__Task data__.
** START **

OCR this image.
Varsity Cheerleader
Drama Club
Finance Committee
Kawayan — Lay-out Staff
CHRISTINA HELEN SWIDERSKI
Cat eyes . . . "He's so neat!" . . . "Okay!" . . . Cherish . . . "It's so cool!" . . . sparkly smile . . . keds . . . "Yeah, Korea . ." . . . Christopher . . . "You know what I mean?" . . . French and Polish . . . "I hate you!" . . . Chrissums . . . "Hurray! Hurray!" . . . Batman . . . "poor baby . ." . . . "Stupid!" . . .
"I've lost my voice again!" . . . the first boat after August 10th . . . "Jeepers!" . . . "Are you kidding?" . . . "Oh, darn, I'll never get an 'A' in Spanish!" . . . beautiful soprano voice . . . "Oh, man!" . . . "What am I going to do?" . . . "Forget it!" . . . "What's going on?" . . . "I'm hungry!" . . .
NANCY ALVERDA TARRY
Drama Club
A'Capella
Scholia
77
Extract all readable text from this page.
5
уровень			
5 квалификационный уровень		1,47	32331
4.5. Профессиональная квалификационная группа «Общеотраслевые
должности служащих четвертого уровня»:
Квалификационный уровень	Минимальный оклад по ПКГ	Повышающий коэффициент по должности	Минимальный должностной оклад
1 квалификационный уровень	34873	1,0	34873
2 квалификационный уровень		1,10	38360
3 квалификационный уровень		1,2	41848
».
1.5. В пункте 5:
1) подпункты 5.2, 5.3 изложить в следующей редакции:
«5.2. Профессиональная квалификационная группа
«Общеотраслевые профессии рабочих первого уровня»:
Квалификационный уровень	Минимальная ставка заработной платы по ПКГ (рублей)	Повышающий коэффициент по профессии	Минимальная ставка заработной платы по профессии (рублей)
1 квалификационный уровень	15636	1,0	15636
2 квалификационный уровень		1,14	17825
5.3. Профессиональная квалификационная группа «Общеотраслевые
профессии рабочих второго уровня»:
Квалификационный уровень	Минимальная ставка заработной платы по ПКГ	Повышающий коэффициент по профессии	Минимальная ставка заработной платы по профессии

** END **
** START **

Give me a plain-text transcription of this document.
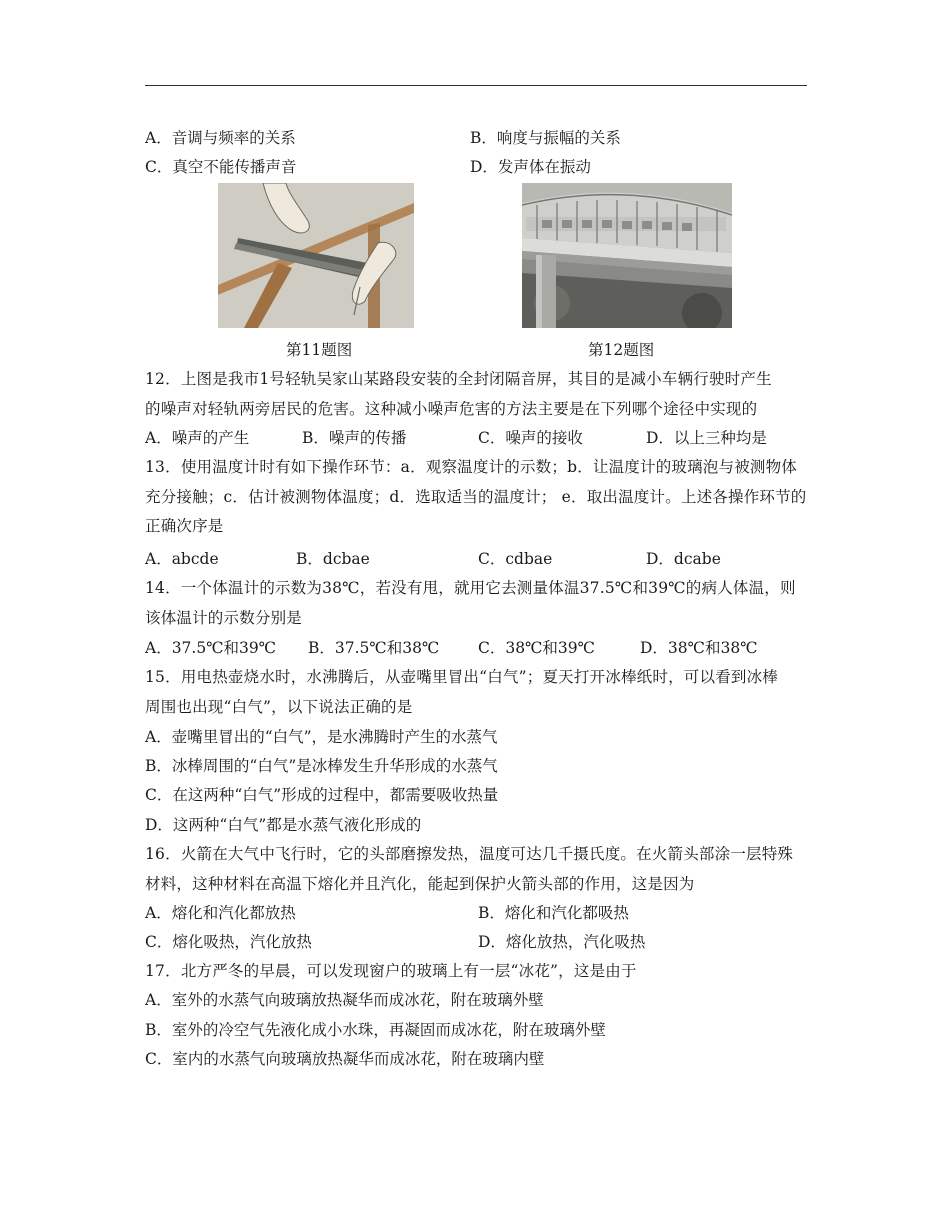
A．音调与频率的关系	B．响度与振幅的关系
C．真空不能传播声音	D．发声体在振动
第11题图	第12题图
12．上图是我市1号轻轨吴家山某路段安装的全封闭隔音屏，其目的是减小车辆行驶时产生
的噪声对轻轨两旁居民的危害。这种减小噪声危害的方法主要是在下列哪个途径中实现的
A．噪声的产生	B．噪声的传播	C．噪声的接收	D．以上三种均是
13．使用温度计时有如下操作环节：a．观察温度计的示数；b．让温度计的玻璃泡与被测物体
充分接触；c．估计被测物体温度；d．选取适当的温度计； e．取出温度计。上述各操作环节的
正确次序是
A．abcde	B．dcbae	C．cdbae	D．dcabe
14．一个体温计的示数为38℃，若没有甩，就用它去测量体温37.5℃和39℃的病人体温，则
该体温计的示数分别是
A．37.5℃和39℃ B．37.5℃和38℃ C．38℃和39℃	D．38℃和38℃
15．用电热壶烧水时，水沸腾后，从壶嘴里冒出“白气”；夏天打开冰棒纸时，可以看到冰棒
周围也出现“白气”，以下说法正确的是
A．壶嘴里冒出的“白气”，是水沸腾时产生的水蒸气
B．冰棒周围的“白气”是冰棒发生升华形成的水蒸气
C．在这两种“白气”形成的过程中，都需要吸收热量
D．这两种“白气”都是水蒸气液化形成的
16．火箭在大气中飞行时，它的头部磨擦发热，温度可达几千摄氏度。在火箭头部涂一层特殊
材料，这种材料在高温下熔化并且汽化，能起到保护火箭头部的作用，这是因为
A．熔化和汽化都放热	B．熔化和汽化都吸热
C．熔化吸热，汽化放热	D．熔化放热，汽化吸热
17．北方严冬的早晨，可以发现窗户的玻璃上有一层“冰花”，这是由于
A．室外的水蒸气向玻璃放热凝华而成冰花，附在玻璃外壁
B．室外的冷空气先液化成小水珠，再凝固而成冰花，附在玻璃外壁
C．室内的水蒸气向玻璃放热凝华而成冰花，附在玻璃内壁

** END **

__What this task involves__.
Show all lines from the records above where the word "платы" occurs.

__Full output__.
Квалификационный уровень	Минимальная ставка заработной платы по ПКГ (рублей)	Повышающий коэффициент по профессии	Минимальная ставка заработной платы по профессии (рублей)
Квалификационный уровень	Минимальная ставка заработной платы по ПКГ	Повышающий коэффициент по профессии	Минимальная ставка заработной платы по профессии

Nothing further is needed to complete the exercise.